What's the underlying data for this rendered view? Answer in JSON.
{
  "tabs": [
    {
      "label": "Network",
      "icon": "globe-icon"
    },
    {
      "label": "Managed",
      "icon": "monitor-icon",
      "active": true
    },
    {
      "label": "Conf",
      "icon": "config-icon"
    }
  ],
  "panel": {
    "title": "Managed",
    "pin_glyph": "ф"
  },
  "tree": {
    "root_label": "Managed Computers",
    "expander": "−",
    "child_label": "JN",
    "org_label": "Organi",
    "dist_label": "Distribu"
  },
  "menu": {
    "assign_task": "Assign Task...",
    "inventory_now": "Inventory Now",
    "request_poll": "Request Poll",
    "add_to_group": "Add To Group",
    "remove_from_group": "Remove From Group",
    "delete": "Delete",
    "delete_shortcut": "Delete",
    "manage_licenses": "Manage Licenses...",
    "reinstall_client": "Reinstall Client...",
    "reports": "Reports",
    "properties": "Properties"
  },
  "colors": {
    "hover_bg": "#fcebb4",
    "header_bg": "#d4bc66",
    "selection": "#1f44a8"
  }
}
* * *
**Aim of the task**
Reproduce the complete set of lines precisely as supplied.

**Worked answer**
What's the underlying data for this rendered view? Answer in JSON.
{
  "tabs": [
    {
      "label": "Network",
      "icon": "globe-icon"
    },
    {
      "label": "Managed",
      "icon": "monitor-icon",
      "active": true
    },
    {
      "label": "Conf",
      "icon": "config-icon"
    }
  ],
  "panel": {
    "title": "Managed",
    "pin_glyph": "ф"
  },
  "tree": {
    "root_label": "Managed Computers",
    "expander": "−",
    "child_label": "JN",
    "org_label": "Organi",
    "dist_label": "Distribu"
  },
  "menu": {
    "assign_task": "Assign Task...",
    "inventory_now": "Inventory Now",
    "request_poll": "Request Poll",
    "add_to_group": "Add To Group",
    "remove_from_group": "Remove From Group",
    "delete": "Delete",
    "delete_shortcut": "Delete",
    "manage_licenses": "Manage Licenses...",
    "reinstall_client": "Reinstall Client...",
    "reports": "Reports",
    "properties": "Properties"
  },
  "colors": {
    "hover_bg": "#fcebb4",
    "header_bg": "#d4bc66",
    "selection": "#1f44a8"
  }
}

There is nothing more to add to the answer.